** Supplied records follows **

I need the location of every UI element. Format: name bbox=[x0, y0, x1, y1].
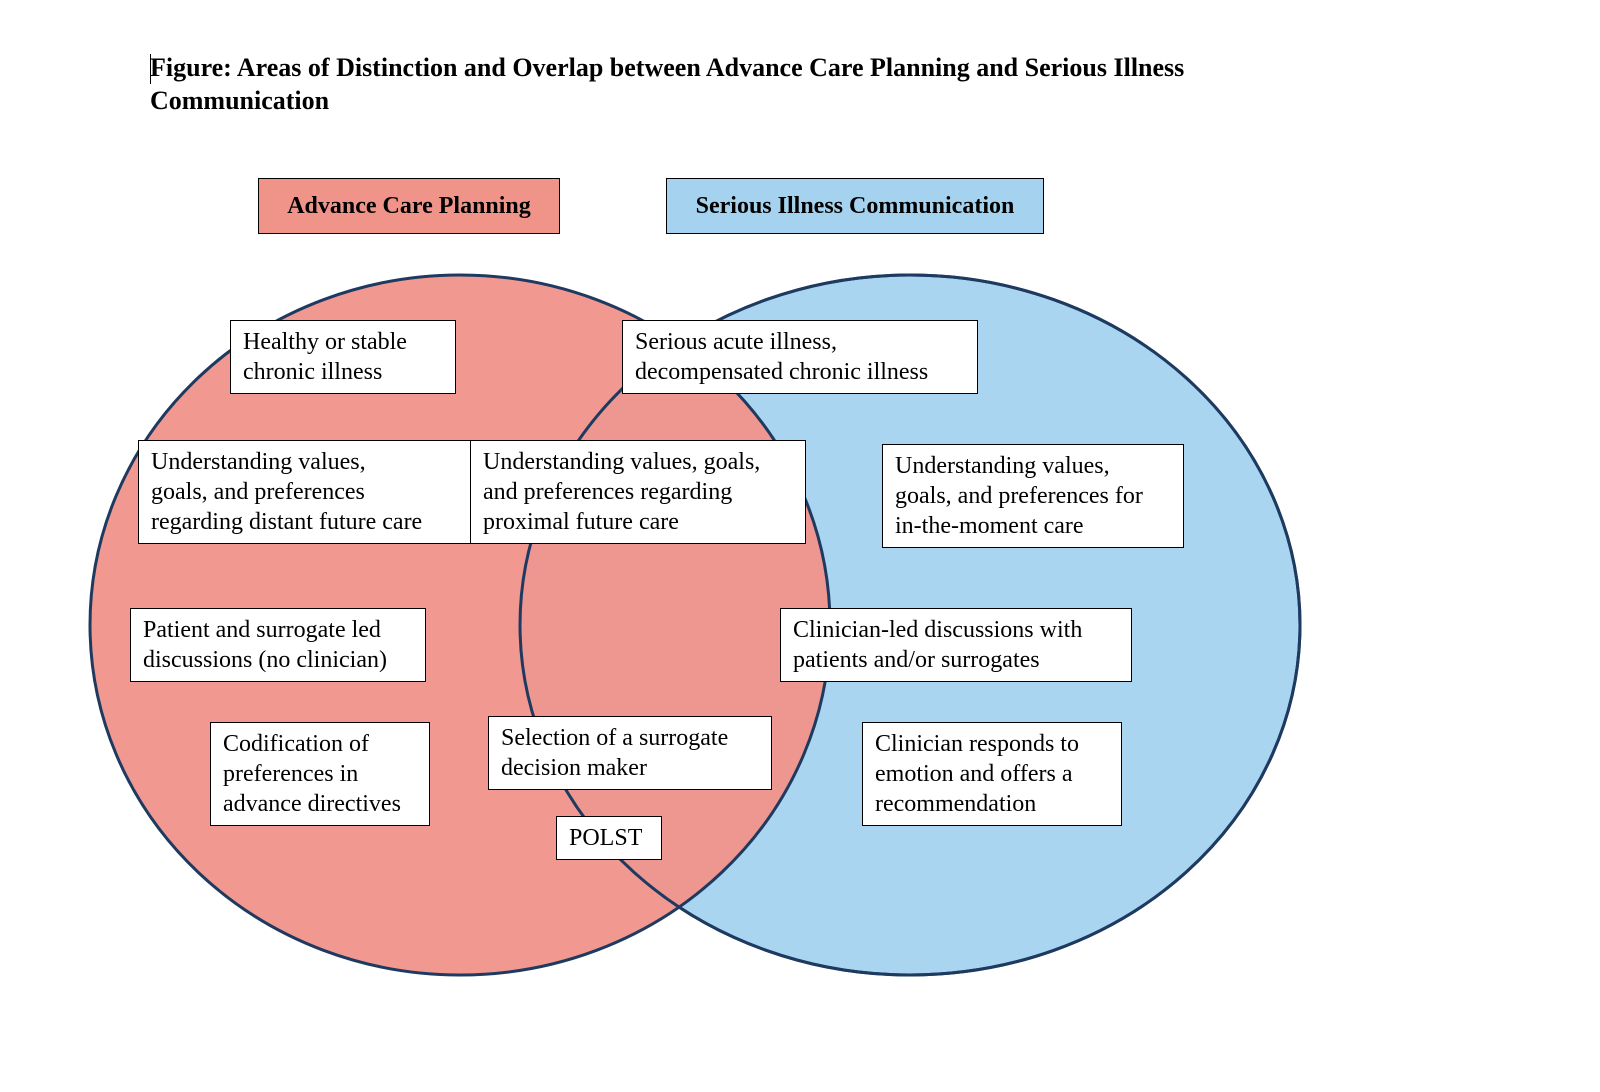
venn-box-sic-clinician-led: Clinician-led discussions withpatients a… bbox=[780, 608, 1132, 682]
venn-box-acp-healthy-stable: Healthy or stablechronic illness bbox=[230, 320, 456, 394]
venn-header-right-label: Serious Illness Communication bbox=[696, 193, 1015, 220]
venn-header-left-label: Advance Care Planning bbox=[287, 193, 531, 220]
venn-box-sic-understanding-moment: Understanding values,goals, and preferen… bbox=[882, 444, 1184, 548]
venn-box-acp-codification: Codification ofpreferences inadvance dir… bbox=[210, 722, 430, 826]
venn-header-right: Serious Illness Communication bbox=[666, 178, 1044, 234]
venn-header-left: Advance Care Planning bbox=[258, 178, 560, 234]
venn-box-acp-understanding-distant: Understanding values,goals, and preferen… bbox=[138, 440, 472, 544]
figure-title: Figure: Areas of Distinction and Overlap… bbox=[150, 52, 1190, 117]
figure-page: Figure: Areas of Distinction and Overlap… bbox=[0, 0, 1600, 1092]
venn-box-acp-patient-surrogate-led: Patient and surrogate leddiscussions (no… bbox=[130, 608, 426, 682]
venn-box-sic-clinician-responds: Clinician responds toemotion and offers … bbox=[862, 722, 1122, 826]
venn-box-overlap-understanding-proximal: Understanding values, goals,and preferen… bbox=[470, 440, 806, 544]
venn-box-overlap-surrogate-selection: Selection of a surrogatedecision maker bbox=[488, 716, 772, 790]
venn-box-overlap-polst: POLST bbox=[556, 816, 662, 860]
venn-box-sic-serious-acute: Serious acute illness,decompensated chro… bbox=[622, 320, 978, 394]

** End of Supplied records **
** Supplied records follows **

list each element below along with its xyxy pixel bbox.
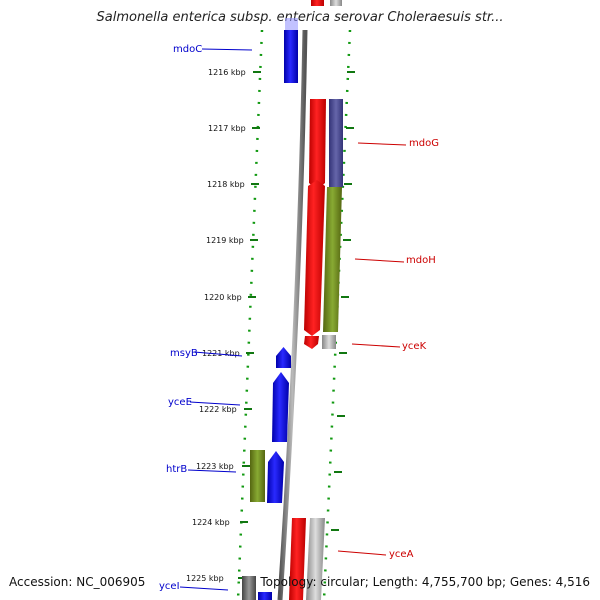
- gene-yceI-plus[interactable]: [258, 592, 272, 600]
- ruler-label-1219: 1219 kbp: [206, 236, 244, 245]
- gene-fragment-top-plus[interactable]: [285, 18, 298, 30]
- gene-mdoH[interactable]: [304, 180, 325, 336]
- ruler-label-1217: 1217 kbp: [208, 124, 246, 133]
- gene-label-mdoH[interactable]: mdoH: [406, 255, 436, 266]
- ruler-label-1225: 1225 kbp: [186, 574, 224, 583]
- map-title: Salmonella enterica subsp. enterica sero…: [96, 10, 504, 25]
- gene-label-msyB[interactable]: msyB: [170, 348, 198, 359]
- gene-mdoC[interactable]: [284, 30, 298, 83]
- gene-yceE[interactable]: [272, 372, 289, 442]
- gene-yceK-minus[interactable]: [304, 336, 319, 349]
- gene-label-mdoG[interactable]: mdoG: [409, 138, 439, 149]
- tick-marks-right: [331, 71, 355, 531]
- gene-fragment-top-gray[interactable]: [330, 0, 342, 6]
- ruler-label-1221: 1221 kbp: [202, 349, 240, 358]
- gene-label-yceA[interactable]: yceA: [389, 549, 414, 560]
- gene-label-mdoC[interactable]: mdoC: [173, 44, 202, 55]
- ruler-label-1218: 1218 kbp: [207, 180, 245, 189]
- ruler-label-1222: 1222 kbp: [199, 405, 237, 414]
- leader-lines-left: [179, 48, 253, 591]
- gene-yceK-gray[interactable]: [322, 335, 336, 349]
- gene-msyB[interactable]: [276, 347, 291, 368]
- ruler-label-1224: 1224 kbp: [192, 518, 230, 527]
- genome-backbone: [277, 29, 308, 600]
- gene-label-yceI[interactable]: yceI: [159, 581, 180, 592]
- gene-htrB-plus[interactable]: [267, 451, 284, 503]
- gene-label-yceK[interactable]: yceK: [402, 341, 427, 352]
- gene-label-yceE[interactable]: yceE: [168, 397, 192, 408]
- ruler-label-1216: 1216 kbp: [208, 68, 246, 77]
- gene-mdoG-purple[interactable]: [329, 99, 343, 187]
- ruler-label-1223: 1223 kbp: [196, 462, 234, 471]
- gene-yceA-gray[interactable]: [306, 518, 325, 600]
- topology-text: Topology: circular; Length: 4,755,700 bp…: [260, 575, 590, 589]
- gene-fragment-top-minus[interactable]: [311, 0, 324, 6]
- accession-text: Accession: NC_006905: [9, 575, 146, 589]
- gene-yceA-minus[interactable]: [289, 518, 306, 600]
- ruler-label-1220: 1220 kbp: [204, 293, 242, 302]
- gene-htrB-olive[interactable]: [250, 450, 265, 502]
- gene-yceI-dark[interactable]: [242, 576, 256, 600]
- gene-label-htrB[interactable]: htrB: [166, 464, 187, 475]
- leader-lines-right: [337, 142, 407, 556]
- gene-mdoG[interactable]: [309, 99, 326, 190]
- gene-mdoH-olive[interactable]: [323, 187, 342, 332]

** End of Supplied records **

■ To do:
Your answer should be a single number: how many lines of the listing hold the string "header".

■ Final answer:
4